===== Exercise input =====

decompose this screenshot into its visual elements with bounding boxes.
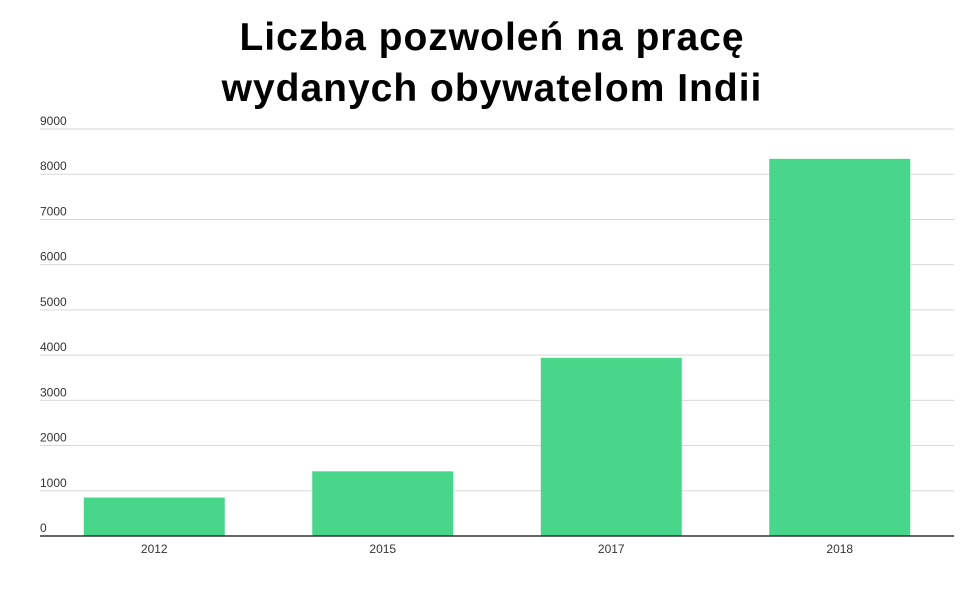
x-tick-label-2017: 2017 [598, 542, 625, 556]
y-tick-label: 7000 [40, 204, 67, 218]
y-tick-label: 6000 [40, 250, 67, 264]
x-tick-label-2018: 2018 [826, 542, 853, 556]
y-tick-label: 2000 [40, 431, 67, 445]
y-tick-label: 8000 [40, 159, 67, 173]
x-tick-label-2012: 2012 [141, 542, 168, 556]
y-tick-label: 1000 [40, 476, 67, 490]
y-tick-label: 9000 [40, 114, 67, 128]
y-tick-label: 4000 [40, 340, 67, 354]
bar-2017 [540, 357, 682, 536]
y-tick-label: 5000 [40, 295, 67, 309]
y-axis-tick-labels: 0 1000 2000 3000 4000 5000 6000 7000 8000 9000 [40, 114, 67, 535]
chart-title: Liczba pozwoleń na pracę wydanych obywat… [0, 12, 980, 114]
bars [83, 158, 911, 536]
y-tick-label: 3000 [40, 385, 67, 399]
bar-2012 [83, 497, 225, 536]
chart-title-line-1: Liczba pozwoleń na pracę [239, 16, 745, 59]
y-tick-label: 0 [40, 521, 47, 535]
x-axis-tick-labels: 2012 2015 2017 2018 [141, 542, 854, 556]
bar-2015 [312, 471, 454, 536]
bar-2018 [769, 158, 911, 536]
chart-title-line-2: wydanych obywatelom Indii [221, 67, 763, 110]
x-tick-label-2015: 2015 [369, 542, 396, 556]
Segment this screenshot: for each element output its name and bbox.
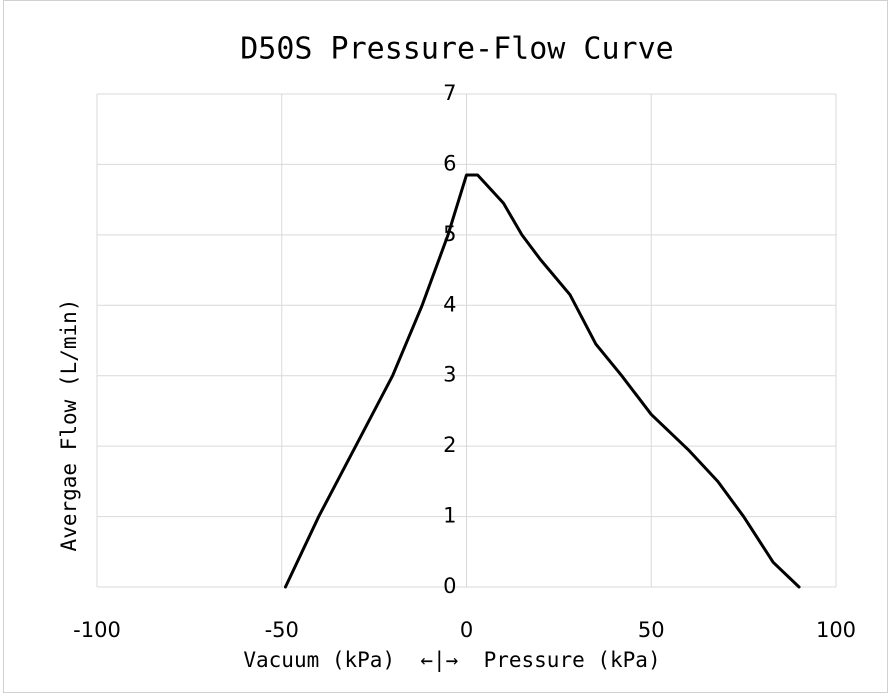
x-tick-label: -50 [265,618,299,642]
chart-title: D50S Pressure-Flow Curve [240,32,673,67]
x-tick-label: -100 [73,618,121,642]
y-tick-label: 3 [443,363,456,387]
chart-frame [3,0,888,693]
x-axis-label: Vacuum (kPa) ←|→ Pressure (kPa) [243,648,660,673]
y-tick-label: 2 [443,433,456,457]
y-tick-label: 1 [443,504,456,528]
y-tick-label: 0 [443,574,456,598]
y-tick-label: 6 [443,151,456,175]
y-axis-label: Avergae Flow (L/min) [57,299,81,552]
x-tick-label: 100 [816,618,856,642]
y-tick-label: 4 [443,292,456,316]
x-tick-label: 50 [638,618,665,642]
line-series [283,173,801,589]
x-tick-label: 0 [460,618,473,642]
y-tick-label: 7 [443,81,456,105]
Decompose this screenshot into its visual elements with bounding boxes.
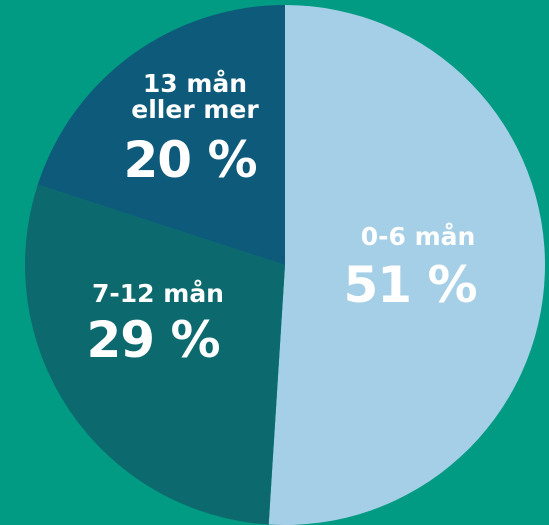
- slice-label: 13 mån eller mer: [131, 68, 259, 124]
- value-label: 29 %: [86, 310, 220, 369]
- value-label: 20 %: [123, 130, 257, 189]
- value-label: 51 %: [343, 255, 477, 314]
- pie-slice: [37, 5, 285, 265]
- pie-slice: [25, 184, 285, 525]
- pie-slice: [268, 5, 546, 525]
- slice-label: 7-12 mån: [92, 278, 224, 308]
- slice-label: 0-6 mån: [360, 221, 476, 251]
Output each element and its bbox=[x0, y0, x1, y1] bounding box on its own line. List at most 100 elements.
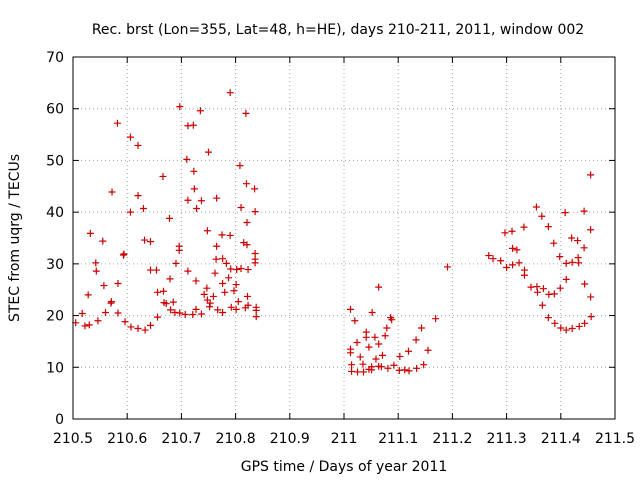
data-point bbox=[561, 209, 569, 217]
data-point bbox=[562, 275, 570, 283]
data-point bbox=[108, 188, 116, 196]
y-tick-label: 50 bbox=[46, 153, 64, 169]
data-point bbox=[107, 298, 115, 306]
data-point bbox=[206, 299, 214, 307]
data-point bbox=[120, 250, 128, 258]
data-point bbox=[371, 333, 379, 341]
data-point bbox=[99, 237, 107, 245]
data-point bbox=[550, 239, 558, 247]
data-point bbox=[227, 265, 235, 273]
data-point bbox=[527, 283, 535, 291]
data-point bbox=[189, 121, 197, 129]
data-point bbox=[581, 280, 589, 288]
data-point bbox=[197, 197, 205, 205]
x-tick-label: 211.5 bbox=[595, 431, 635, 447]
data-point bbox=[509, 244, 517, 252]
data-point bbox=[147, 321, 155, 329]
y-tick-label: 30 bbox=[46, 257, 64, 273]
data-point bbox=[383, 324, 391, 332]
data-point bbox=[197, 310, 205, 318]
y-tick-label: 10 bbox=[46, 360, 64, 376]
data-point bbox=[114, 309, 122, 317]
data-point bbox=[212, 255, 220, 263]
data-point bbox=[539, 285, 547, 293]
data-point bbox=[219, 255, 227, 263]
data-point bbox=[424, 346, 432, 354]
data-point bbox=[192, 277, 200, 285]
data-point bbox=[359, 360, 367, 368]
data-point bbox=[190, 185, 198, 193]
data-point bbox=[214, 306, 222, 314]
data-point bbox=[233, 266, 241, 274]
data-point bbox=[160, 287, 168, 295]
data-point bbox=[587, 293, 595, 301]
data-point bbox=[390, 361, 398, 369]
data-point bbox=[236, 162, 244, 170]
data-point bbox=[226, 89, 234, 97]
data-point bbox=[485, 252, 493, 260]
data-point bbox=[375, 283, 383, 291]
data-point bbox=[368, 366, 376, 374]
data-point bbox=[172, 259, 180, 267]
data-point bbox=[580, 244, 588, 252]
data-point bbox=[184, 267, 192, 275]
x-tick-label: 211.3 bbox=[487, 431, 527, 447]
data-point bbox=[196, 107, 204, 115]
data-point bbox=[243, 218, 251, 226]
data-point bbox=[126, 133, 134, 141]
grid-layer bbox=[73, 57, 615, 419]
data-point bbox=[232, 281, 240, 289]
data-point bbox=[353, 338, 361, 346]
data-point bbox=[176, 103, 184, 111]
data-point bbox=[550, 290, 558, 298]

=====

- What the task asks -
Reproduce the entire listing above word for word, leaving out the pictures.

- Exercise answer -
decompose this screenshot into its visual elements with bounding boxes.
x-tick-label-2017: 2017 [598, 542, 625, 556]
y-tick-label: 7000 [40, 204, 67, 218]
y-tick-label: 6000 [40, 250, 67, 264]
x-tick-label-2018: 2018 [826, 542, 853, 556]
y-tick-label: 2000 [40, 431, 67, 445]
y-tick-label: 8000 [40, 159, 67, 173]
x-tick-label-2012: 2012 [141, 542, 168, 556]
y-tick-label: 1000 [40, 476, 67, 490]
y-tick-label: 9000 [40, 114, 67, 128]
y-tick-label: 4000 [40, 340, 67, 354]
bar-2017 [540, 357, 682, 536]
y-tick-label: 5000 [40, 295, 67, 309]
y-axis-tick-labels: 0 1000 2000 3000 4000 5000 6000 7000 8000 9000 [40, 114, 67, 535]
chart-title: Liczba pozwoleń na pracę wydanych obywat… [0, 12, 980, 114]
bars [83, 158, 911, 536]
y-tick-label: 3000 [40, 385, 67, 399]
bar-2012 [83, 497, 225, 536]
chart-title-line-1: Liczba pozwoleń na pracę [239, 16, 745, 59]
y-tick-label: 0 [40, 521, 47, 535]
x-axis-tick-labels: 2012 2015 2017 2018 [141, 542, 854, 556]
bar-2015 [312, 471, 454, 536]
bar-2018 [769, 158, 911, 536]
chart-title-line-2: wydanych obywatelom Indii [221, 67, 763, 110]
x-tick-label-2015: 2015 [369, 542, 396, 556]
Segment this screenshot: for each element output its name and bbox.
x-tick-label: -50 [265,618,299,642]
chart-title: D50S Pressure-Flow Curve [240,32,673,67]
x-tick-label: -100 [73,618,121,642]
y-tick-label: 3 [443,363,456,387]
chart-frame [3,0,888,693]
x-axis-label: Vacuum (kPa) ←|→ Pressure (kPa) [243,648,660,673]
y-tick-label: 2 [443,433,456,457]
y-tick-label: 1 [443,504,456,528]
y-tick-label: 0 [443,574,456,598]
y-tick-label: 6 [443,151,456,175]
y-axis-label: Avergae Flow (L/min) [57,299,81,552]
x-tick-label: 100 [816,618,856,642]
y-tick-label: 4 [443,292,456,316]
x-tick-label: 50 [638,618,665,642]
line-series [283,173,801,589]
x-tick-label: 0 [460,618,473,642]
y-tick-label: 7 [443,81,456,105]
Decompose this screenshot into its visual elements with bounding boxes.
- slice-label: 13 mån eller mer: [131, 68, 259, 124]
- value-label: 29 %: [86, 310, 220, 369]
- value-label: 20 %: [123, 130, 257, 189]
- value-label: 51 %: [343, 255, 477, 314]
- pie-slice: [37, 5, 285, 265]
- pie-slice: [25, 184, 285, 525]
- pie-slice: [268, 5, 546, 525]
- slice-label: 7-12 mån: [92, 278, 224, 308]
- slice-label: 0-6 mån: [360, 221, 476, 251]
Output each element and its bbox=[x0, y0, x1, y1] bounding box on its own line. List at most 100 elements.
data-point bbox=[561, 209, 569, 217]
data-point bbox=[562, 275, 570, 283]
data-point bbox=[108, 188, 116, 196]
y-tick-label: 50 bbox=[46, 153, 64, 169]
data-point bbox=[107, 298, 115, 306]
data-point bbox=[206, 299, 214, 307]
data-point bbox=[120, 250, 128, 258]
data-point bbox=[371, 333, 379, 341]
data-point bbox=[99, 237, 107, 245]
data-point bbox=[550, 239, 558, 247]
data-point bbox=[227, 265, 235, 273]
data-point bbox=[527, 283, 535, 291]
data-point bbox=[189, 121, 197, 129]
data-point bbox=[581, 280, 589, 288]
data-point bbox=[197, 197, 205, 205]
x-tick-label: 211.5 bbox=[595, 431, 635, 447]
data-point bbox=[509, 244, 517, 252]
data-point bbox=[147, 321, 155, 329]
y-tick-label: 30 bbox=[46, 257, 64, 273]
data-point bbox=[383, 324, 391, 332]
data-point bbox=[197, 310, 205, 318]
y-tick-label: 10 bbox=[46, 360, 64, 376]
data-point bbox=[114, 309, 122, 317]
data-point bbox=[212, 255, 220, 263]
data-point bbox=[539, 285, 547, 293]
data-point bbox=[219, 255, 227, 263]
data-point bbox=[424, 346, 432, 354]
data-point bbox=[192, 277, 200, 285]
data-point bbox=[359, 360, 367, 368]
data-point bbox=[190, 185, 198, 193]
data-point bbox=[214, 306, 222, 314]
data-point bbox=[233, 266, 241, 274]
data-point bbox=[160, 287, 168, 295]
data-point bbox=[587, 293, 595, 301]
data-point bbox=[390, 361, 398, 369]
data-point bbox=[236, 162, 244, 170]
data-point bbox=[226, 89, 234, 97]
data-point bbox=[485, 252, 493, 260]
data-point bbox=[375, 283, 383, 291]
data-point bbox=[368, 366, 376, 374]
data-point bbox=[172, 259, 180, 267]
data-point bbox=[580, 244, 588, 252]
data-point bbox=[184, 267, 192, 275]
x-tick-label: 211.3 bbox=[487, 431, 527, 447]
data-point bbox=[196, 107, 204, 115]
data-point bbox=[243, 218, 251, 226]
data-point bbox=[126, 133, 134, 141]
grid-layer bbox=[73, 57, 615, 419]
data-point bbox=[232, 281, 240, 289]
data-point bbox=[353, 338, 361, 346]
data-point bbox=[176, 103, 184, 111]
data-point bbox=[550, 290, 558, 298]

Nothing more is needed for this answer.